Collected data
════════

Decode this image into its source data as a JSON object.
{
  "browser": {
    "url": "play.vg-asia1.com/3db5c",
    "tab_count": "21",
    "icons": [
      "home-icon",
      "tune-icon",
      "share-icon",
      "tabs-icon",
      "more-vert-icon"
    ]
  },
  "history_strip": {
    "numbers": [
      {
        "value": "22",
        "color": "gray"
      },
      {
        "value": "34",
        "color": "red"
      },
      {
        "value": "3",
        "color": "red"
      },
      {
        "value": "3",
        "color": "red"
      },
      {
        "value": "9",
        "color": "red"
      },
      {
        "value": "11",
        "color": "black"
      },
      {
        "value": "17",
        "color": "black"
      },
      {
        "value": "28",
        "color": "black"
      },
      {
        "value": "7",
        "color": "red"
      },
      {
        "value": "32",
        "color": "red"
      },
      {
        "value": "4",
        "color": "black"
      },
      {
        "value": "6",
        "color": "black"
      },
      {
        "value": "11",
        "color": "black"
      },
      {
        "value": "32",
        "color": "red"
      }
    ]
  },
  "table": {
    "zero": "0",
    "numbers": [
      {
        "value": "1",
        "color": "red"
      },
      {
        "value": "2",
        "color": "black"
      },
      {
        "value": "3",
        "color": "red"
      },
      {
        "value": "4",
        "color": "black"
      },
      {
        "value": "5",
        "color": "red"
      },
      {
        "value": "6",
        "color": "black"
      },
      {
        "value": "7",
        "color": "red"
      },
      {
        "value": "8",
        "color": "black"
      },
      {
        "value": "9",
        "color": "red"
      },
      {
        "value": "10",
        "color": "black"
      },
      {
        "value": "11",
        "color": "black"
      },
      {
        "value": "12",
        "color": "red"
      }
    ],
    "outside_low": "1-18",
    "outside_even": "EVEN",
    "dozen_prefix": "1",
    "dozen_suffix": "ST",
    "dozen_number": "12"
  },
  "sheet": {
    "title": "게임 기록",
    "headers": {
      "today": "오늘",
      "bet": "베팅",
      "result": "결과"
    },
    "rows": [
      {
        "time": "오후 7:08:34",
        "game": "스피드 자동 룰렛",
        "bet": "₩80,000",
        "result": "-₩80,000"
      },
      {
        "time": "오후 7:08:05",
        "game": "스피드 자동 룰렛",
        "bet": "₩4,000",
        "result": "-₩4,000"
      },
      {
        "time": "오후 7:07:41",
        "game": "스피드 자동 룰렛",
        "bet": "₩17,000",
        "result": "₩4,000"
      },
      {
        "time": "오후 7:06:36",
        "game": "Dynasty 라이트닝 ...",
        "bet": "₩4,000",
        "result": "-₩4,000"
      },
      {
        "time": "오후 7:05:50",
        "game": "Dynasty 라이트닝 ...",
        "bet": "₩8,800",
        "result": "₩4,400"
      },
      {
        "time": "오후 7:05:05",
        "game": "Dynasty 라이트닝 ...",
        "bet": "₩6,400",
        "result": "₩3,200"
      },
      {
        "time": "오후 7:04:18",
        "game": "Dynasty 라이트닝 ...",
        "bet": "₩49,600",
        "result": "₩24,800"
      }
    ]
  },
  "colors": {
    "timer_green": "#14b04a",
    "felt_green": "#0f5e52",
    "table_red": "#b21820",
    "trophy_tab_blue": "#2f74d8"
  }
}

════════

# Instructions for the task:
Extract every record. Keep wording exact.

# Result:
Decode this image into its source data as a JSON object.
{
  "browser": {
    "url": "play.vg-asia1.com/3db5c",
    "tab_count": "21",
    "icons": [
      "home-icon",
      "tune-icon",
      "share-icon",
      "tabs-icon",
      "more-vert-icon"
    ]
  },
  "history_strip": {
    "numbers": [
      {
        "value": "22",
        "color": "gray"
      },
      {
        "value": "34",
        "color": "red"
      },
      {
        "value": "3",
        "color": "red"
      },
      {
        "value": "3",
        "color": "red"
      },
      {
        "value": "9",
        "color": "red"
      },
      {
        "value": "11",
        "color": "black"
      },
      {
        "value": "17",
        "color": "black"
      },
      {
        "value": "28",
        "color": "black"
      },
      {
        "value": "7",
        "color": "red"
      },
      {
        "value": "32",
        "color": "red"
      },
      {
        "value": "4",
        "color": "black"
      },
      {
        "value": "6",
        "color": "black"
      },
      {
        "value": "11",
        "color": "black"
      },
      {
        "value": "32",
        "color": "red"
      }
    ]
  },
  "table": {
    "zero": "0",
    "numbers": [
      {
        "value": "1",
        "color": "red"
      },
      {
        "value": "2",
        "color": "black"
      },
      {
        "value": "3",
        "color": "red"
      },
      {
        "value": "4",
        "color": "black"
      },
      {
        "value": "5",
        "color": "red"
      },
      {
        "value": "6",
        "color": "black"
      },
      {
        "value": "7",
        "color": "red"
      },
      {
        "value": "8",
        "color": "black"
      },
      {
        "value": "9",
        "color": "red"
      },
      {
        "value": "10",
        "color": "black"
      },
      {
        "value": "11",
        "color": "black"
      },
      {
        "value": "12",
        "color": "red"
      }
    ],
    "outside_low": "1-18",
    "outside_even": "EVEN",
    "dozen_prefix": "1",
    "dozen_suffix": "ST",
    "dozen_number": "12"
  },
  "sheet": {
    "title": "게임 기록",
    "headers": {
      "today": "오늘",
      "bet": "베팅",
      "result": "결과"
    },
    "rows": [
      {
        "time": "오후 7:08:34",
        "game": "스피드 자동 룰렛",
        "bet": "₩80,000",
        "result": "-₩80,000"
      },
      {
        "time": "오후 7:08:05",
        "game": "스피드 자동 룰렛",
        "bet": "₩4,000",
        "result": "-₩4,000"
      },
      {
        "time": "오후 7:07:41",
        "game": "스피드 자동 룰렛",
        "bet": "₩17,000",
        "result": "₩4,000"
      },
      {
        "time": "오후 7:06:36",
        "game": "Dynasty 라이트닝 ...",
        "bet": "₩4,000",
        "result": "-₩4,000"
      },
      {
        "time": "오후 7:05:50",
        "game": "Dynasty 라이트닝 ...",
        "bet": "₩8,800",
        "result": "₩4,400"
      },
      {
        "time": "오후 7:05:05",
        "game": "Dynasty 라이트닝 ...",
        "bet": "₩6,400",
        "result": "₩3,200"
      },
      {
        "time": "오후 7:04:18",
        "game": "Dynasty 라이트닝 ...",
        "bet": "₩49,600",
        "result": "₩24,800"
      }
    ]
  },
  "colors": {
    "timer_green": "#14b04a",
    "felt_green": "#0f5e52",
    "table_red": "#b21820",
    "trophy_tab_blue": "#2f74d8"
  }
}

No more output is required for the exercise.